Saved data entries:
※ ※ ※
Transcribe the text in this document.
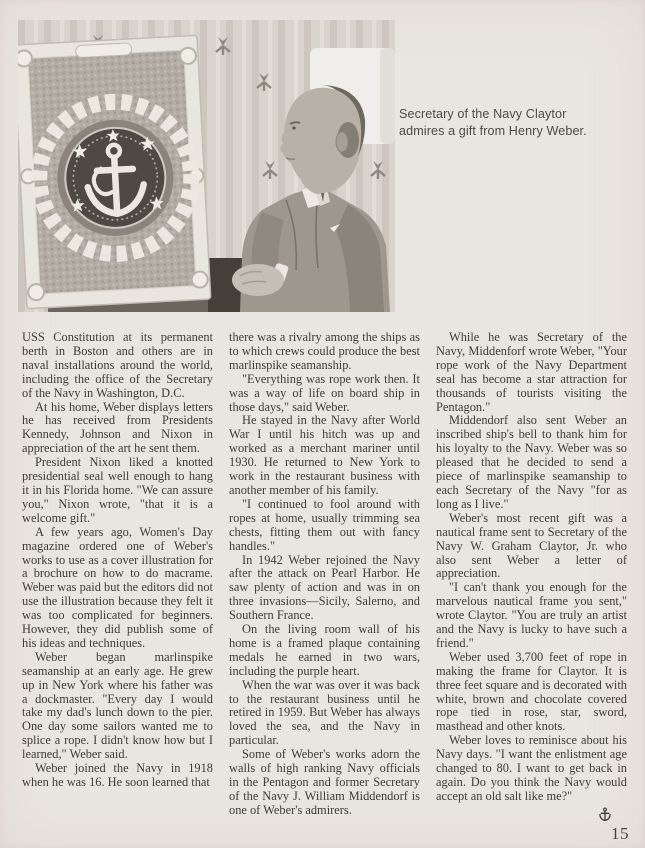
Secretary of the Navy Claytor
admires a gift from Henry Weber.

USS Constitution at its permanent berth in Boston and others are in naval installations around the world, including the office of the Secretary of the Navy in Washington, D.C.

At his home, Weber displays letters he has received from Presidents Kennedy, Johnson and Nixon in appreciation of the art he sent them.

President Nixon liked a knotted presidential seal well enough to hang it in his Florida home. "We can assure you," Nixon wrote, "that it is a welcome gift."

A few years ago, Women's Day magazine ordered one of Weber's works to use as a cover illustration for a brochure on how to do macrame. Weber was paid but the editors did not use the illustration because they felt it was too complicated for beginners. However, they did publish some of his ideas and techniques.

Weber began marlinspike seamanship at an early age. He grew up in New York where his father was a dockmaster. "Every day I would take my dad's lunch down to the pier. One day some sailors wanted me to splice a rope. I didn't know how but I learned," Weber said.

Weber joined the Navy in 1918 when he was 16. He soon learned that

there was a rivalry among the ships as to which crews could produce the best marlinspike seamanship.

"Everything was rope work then. It was a way of life on board ship in those days," said Weber.

He stayed in the Navy after World War I until his hitch was up and worked as a merchant mariner until 1930. He returned to New York to work in the restaurant business with another member of his family.

"I continued to fool around with ropes at home, usually trimming sea chests, fitting them out with fancy handles."

In 1942 Weber rejoined the Navy after the attack on Pearl Harbor. He saw plenty of action and was in on three invasions—Sicily, Salerno, and Southern France.

On the living room wall of his home is a framed plaque containing medals he earned in two wars, including the purple heart.

When the war was over it was back to the restaurant business until he retired in 1959. But Weber has always loved the sea, and the Navy in particular.

Some of Weber's works adorn the walls of high ranking Navy officials in the Pentagon and former Secretary of the Navy J. William Middendorf is one of Weber's admirers.

While he was Secretary of the Navy, Middenforf wrote Weber, "Your rope work of the Navy Department seal has become a star attraction for thousands of tourists visiting the Pentagon."

Middendorf also sent Weber an inscribed ship's bell to thank him for his loyalty to the Navy. Weber was so pleased that he decided to send a piece of marlinspike seamanship to each Secretary of the Navy "for as long as I live."

Weber's most recent gift was a nautical frame sent to Secretary of the Navy W. Graham Claytor, Jr. who also sent Weber a letter of appreciation.

"I can't thank you enough for the marvelous nautical frame you sent," wrote Claytor. "You are truly an artist and the Navy is lucky to have such a friend."

Weber used 3,700 feet of rope in making the frame for Claytor. It is three feet square and is decorated with white, brown and chocolate covered rope tied in rose, star, sword, masthead and other knots.

Weber loves to reminisce about his Navy days. "I want the enlistment age changed to 80. I want to get back in again. Do you think the Navy would accept an old salt like me?"

15
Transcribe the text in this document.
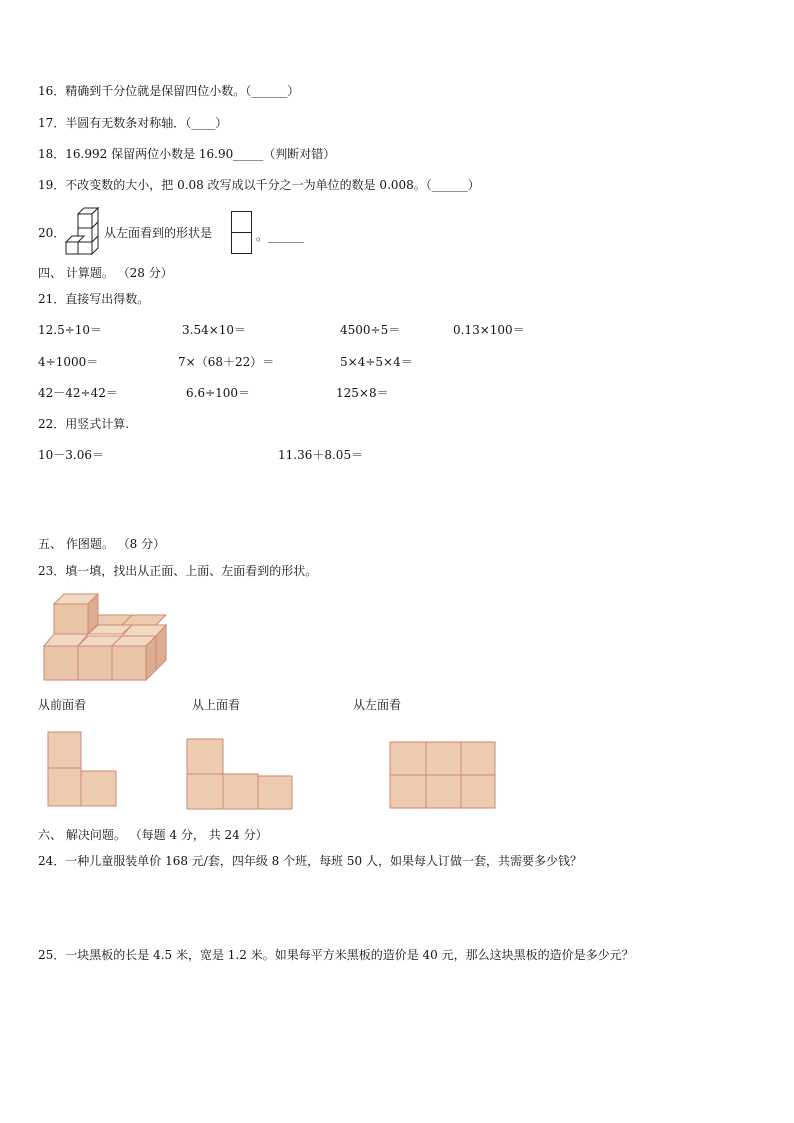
16．精确到千分位就是保留四位小数。（______）
17．半圆有无数条对称轴．（____）
18．16.992 保留两位小数是 16.90_____（判断对错）
19．不改变数的大小，把 0.08 改写成以千分之一为单位的数是 0.008。（______）
20．	从左面看到的形状是	。______
四、 计算题。 （28 分）
21．直接写出得数。
12.5÷10＝	3.54×10＝	4500÷5＝	0.13×100＝
4÷1000＝	7×（68＋22）＝	5×4÷5×4＝
42－42÷42＝	6.6÷100＝	125×8＝
22．用竖式计算.
10－3.06＝	11.36＋8.05＝
五、 作图题。 （8 分）
23．填一填，找出从正面、上面、左面看到的形状。
从前面看	从上面看	从左面看
六、 解决问题。 （每题 4 分， 共 24 分）
24．一种儿童服装单价 168 元/套，四年级 8 个班，每班 50 人，如果每人订做一套，共需要多少钱？
25．一块黑板的长是 4.5 米，宽是 1.2 米。如果每平方米黑板的造价是 40 元，那么这块黑板的造价是多少元？
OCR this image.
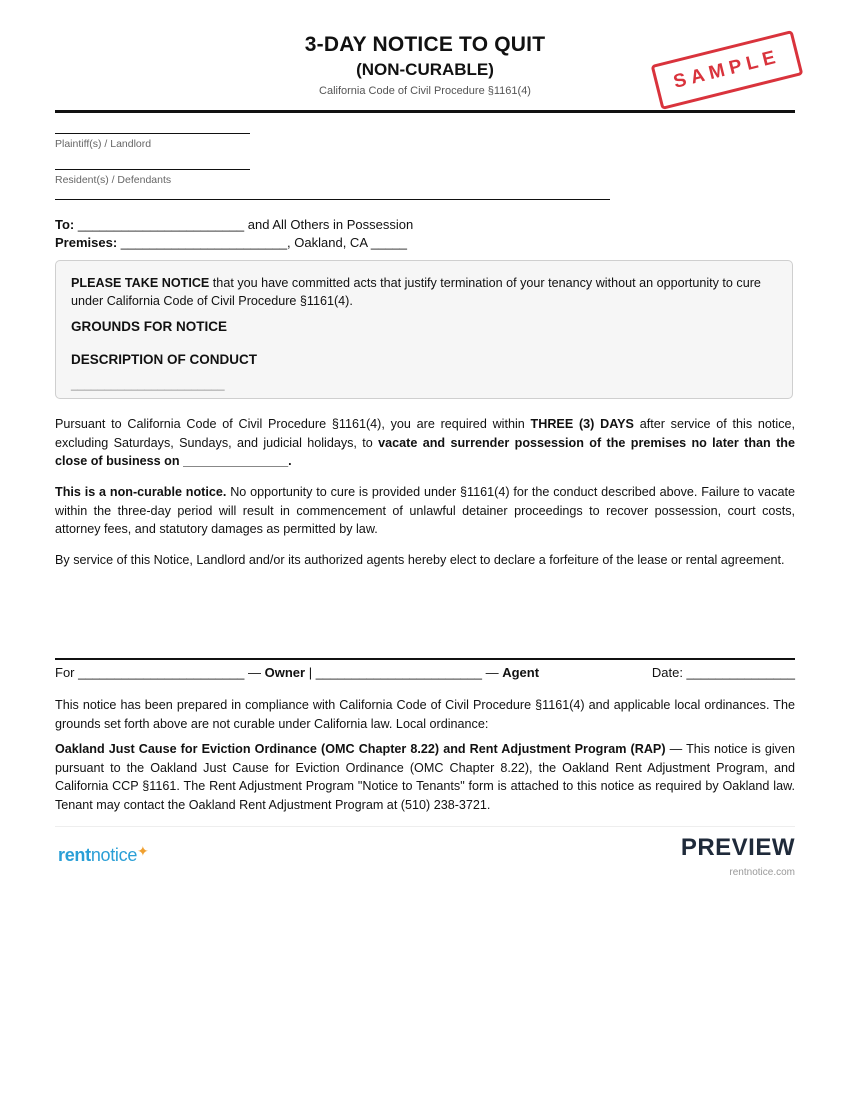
3-DAY NOTICE TO QUIT
(NON-CURABLE)
California Code of Civil Procedure §1161(4)	SAMPLE
Plaintiff(s) / Landlord
Resident(s) / Defendants
To: _______________________ and All Others in Possession
Premises: _______________________, Oakland, CA _____
PLEASE TAKE NOTICE that you have committed acts that justify termination of your tenancy without an opportunity to cure under California Code of Civil Procedure §1161(4).
GROUNDS FOR NOTICE
DESCRIPTION OF CONDUCT
_______________________
Pursuant to California Code of Civil Procedure §1161(4), you are required within THREE (3) DAYS after service of this notice, excluding Saturdays, Sundays, and judicial holidays, to vacate and surrender possession of the premises no later than the close of business on _______________.
This is a non-curable notice. No opportunity to cure is provided under §1161(4) for the conduct described above. Failure to vacate within the three-day period will result in commencement of unlawful detainer proceedings to recover possession, court costs, attorney fees, and statutory damages as permitted by law.
By service of this Notice, Landlord and/or its authorized agents hereby elect to declare a forfeiture of the lease or rental agreement.
For _______________________ — Owner | _______________________ — Agent	Date: _______________
This notice has been prepared in compliance with California Code of Civil Procedure §1161(4) and applicable local ordinances. The grounds set forth above are not curable under California law. Local ordinance:
Oakland Just Cause for Eviction Ordinance (OMC Chapter 8.22) and Rent Adjustment Program (RAP) — This notice is given pursuant to the Oakland Just Cause for Eviction Ordinance (OMC Chapter 8.22), the Oakland Rent Adjustment Program, and California CCP §1161. The Rent Adjustment Program "Notice to Tenants" form is attached to this notice as required by Oakland law. Tenant may contact the Oakland Rent Adjustment Program at (510) 238-3721.
rentnotice✦	PREVIEW
rentnotice.com
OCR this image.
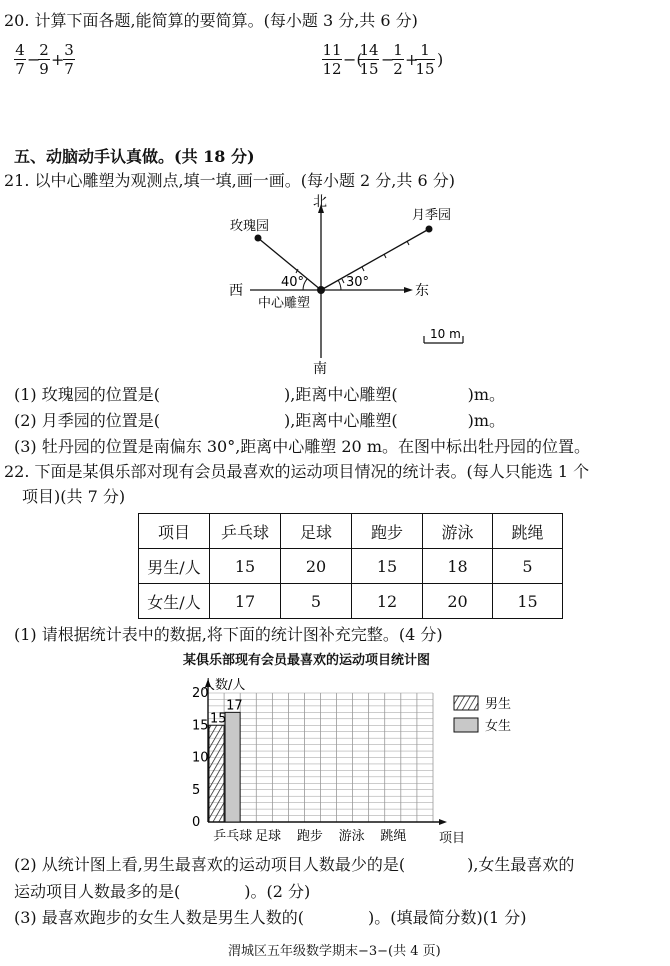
20. 计算下面各题,能简算的要简算。(每小题 3 分,共 6 分)
4
7 −
2
9 + 3
7
11
12 −(
14
15 −
1
2 + 1
15 )
五、动脑动手认真做。(共 18 分)
21. 以中心雕塑为观测点,填一填,画一画。(每小题 2 分,共 6 分)
北
南
东
西
中心雕塑
玫瑰园
月季园
40°	30°
10 m
(1) 玫瑰园的位置是(	),距离中心雕塑(	)m。
(2) 月季园的位置是(	),距离中心雕塑(	)m。
(3) 牡丹园的位置是南偏东 30°,距离中心雕塑 20 m。在图中标出牡丹园的位置。
22. 下面是某俱乐部对现有会员最喜欢的运动项目情况的统计表。(每人只能选 1 个
项目)(共 7 分)
项目	乒乓球	足球	跑步	游泳	跳绳
男生/人	15	20	15	18	5
女生/人	17	5	12	20	15
(1) 请根据统计表中的数据,将下面的统计图补充完整。(4 分)
某俱乐部现有会员最喜欢的运动项目统计图
0
5
10
15
20
人数/人
项目
乒乓球 足球 跑步 游泳 跳绳
15
17	男生
女生
(2) 从统计图上看,男生最喜欢的运动项目人数最少的是(	),女生最喜欢的
运动项目人数最多的是(	)。(2 分)
(3) 最喜欢跑步的女生人数是男生人数的(	)。(填最简分数)(1 分)
渭城区五年级数学期末−3−(共 4 页)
※ ※ ※
▸ **AIM**: Exactly reproduce each record, leaving out any pictures.

▸ **EXERCISE RESULT**:
Transcribe the text in this document.
Secretary of the Navy Claytor
admires a gift from Henry Weber.

USS Constitution at its permanent berth in Boston and others are in naval installations around the world, including the office of the Secretary of the Navy in Washington, D.C.

At his home, Weber displays letters he has received from Presidents Kennedy, Johnson and Nixon in appreciation of the art he sent them.

President Nixon liked a knotted presidential seal well enough to hang it in his Florida home. "We can assure you," Nixon wrote, "that it is a welcome gift."

A few years ago, Women's Day magazine ordered one of Weber's works to use as a cover illustration for a brochure on how to do macrame. Weber was paid but the editors did not use the illustration because they felt it was too complicated for beginners. However, they did publish some of his ideas and techniques.

Weber began marlinspike seamanship at an early age. He grew up in New York where his father was a dockmaster. "Every day I would take my dad's lunch down to the pier. One day some sailors wanted me to splice a rope. I didn't know how but I learned," Weber said.

Weber joined the Navy in 1918 when he was 16. He soon learned that

there was a rivalry among the ships as to which crews could produce the best marlinspike seamanship.

"Everything was rope work then. It was a way of life on board ship in those days," said Weber.

He stayed in the Navy after World War I until his hitch was up and worked as a merchant mariner until 1930. He returned to New York to work in the restaurant business with another member of his family.

"I continued to fool around with ropes at home, usually trimming sea chests, fitting them out with fancy handles."

In 1942 Weber rejoined the Navy after the attack on Pearl Harbor. He saw plenty of action and was in on three invasions—Sicily, Salerno, and Southern France.

On the living room wall of his home is a framed plaque containing medals he earned in two wars, including the purple heart.

When the war was over it was back to the restaurant business until he retired in 1959. But Weber has always loved the sea, and the Navy in particular.

Some of Weber's works adorn the walls of high ranking Navy officials in the Pentagon and former Secretary of the Navy J. William Middendorf is one of Weber's admirers.

While he was Secretary of the Navy, Middenforf wrote Weber, "Your rope work of the Navy Department seal has become a star attraction for thousands of tourists visiting the Pentagon."

Middendorf also sent Weber an inscribed ship's bell to thank him for his loyalty to the Navy. Weber was so pleased that he decided to send a piece of marlinspike seamanship to each Secretary of the Navy "for as long as I live."

Weber's most recent gift was a nautical frame sent to Secretary of the Navy W. Graham Claytor, Jr. who also sent Weber a letter of appreciation.

"I can't thank you enough for the marvelous nautical frame you sent," wrote Claytor. "You are truly an artist and the Navy is lucky to have such a friend."

Weber used 3,700 feet of rope in making the frame for Claytor. It is three feet square and is decorated with white, brown and chocolate covered rope tied in rose, star, sword, masthead and other knots.

Weber loves to reminisce about his Navy days. "I want the enlistment age changed to 80. I want to get back in again. Do you think the Navy would accept an old salt like me?"

15
Transcribe the text in this document.
16．精确到千分位就是保留四位小数。（______）
17．半圆有无数条对称轴．（____）
18．16.992 保留两位小数是 16.90_____（判断对错）
19．不改变数的大小，把 0.08 改写成以千分之一为单位的数是 0.008。（______）
20．	从左面看到的形状是	。______
四、 计算题。 （28 分）
21．直接写出得数。
12.5÷10＝	3.54×10＝	4500÷5＝	0.13×100＝
4÷1000＝	7×（68＋22）＝	5×4÷5×4＝
42－42÷42＝	6.6÷100＝	125×8＝
22．用竖式计算.
10－3.06＝	11.36＋8.05＝
五、 作图题。 （8 分）
23．填一填，找出从正面、上面、左面看到的形状。
从前面看	从上面看	从左面看
六、 解决问题。 （每题 4 分， 共 24 分）
24．一种儿童服装单价 168 元/套，四年级 8 个班，每班 50 人，如果每人订做一套，共需要多少钱？
25．一块黑板的长是 4.5 米，宽是 1.2 米。如果每平方米黑板的造价是 40 元，那么这块黑板的造价是多少元？
OCR this image.
3-DAY NOTICE TO QUIT
(NON-CURABLE)
California Code of Civil Procedure §1161(4)	SAMPLE
Plaintiff(s) / Landlord
Resident(s) / Defendants
To: _______________________ and All Others in Possession
Premises: _______________________, Oakland, CA _____
PLEASE TAKE NOTICE that you have committed acts that justify termination of your tenancy without an opportunity to cure under California Code of Civil Procedure §1161(4).
GROUNDS FOR NOTICE
DESCRIPTION OF CONDUCT
_______________________
Pursuant to California Code of Civil Procedure §1161(4), you are required within THREE (3) DAYS after service of this notice, excluding Saturdays, Sundays, and judicial holidays, to vacate and surrender possession of the premises no later than the close of business on _______________.
This is a non-curable notice. No opportunity to cure is provided under §1161(4) for the conduct described above. Failure to vacate within the three-day period will result in commencement of unlawful detainer proceedings to recover possession, court costs, attorney fees, and statutory damages as permitted by law.
By service of this Notice, Landlord and/or its authorized agents hereby elect to declare a forfeiture of the lease or rental agreement.
For _______________________ — Owner | _______________________ — Agent	Date: _______________
This notice has been prepared in compliance with California Code of Civil Procedure §1161(4) and applicable local ordinances. The grounds set forth above are not curable under California law. Local ordinance:
Oakland Just Cause for Eviction Ordinance (OMC Chapter 8.22) and Rent Adjustment Program (RAP) — This notice is given pursuant to the Oakland Just Cause for Eviction Ordinance (OMC Chapter 8.22), the Oakland Rent Adjustment Program, and California CCP §1161. The Rent Adjustment Program "Notice to Tenants" form is attached to this notice as required by Oakland law. Tenant may contact the Oakland Rent Adjustment Program at (510) 238-3721.
rentnotice✦	PREVIEW
rentnotice.com
OCR this image.
20. 计算下面各题,能简算的要简算。(每小题 3 分,共 6 分)
4
7 −
2
9 + 3
7
11
12 −(
14
15 −
1
2 + 1
15 )
五、动脑动手认真做。(共 18 分)
21. 以中心雕塑为观测点,填一填,画一画。(每小题 2 分,共 6 分)
北
南
东
西
中心雕塑
玫瑰园
月季园
40°	30°
10 m
(1) 玫瑰园的位置是(	),距离中心雕塑(	)m。
(2) 月季园的位置是(	),距离中心雕塑(	)m。
(3) 牡丹园的位置是南偏东 30°,距离中心雕塑 20 m。在图中标出牡丹园的位置。
22. 下面是某俱乐部对现有会员最喜欢的运动项目情况的统计表。(每人只能选 1 个
项目)(共 7 分)
项目	乒乓球	足球	跑步	游泳	跳绳
男生/人	15	20	15	18	5
女生/人	17	5	12	20	15
(1) 请根据统计表中的数据,将下面的统计图补充完整。(4 分)
某俱乐部现有会员最喜欢的运动项目统计图
0
5
10
15
20
人数/人
项目
乒乓球 足球 跑步 游泳 跳绳
15
17	男生
女生
(2) 从统计图上看,男生最喜欢的运动项目人数最少的是(	),女生最喜欢的
运动项目人数最多的是(	)。(2 分)
(3) 最喜欢跑步的女生人数是男生人数的(	)。(填最简分数)(1 分)
渭城区五年级数学期末−3−(共 4 页)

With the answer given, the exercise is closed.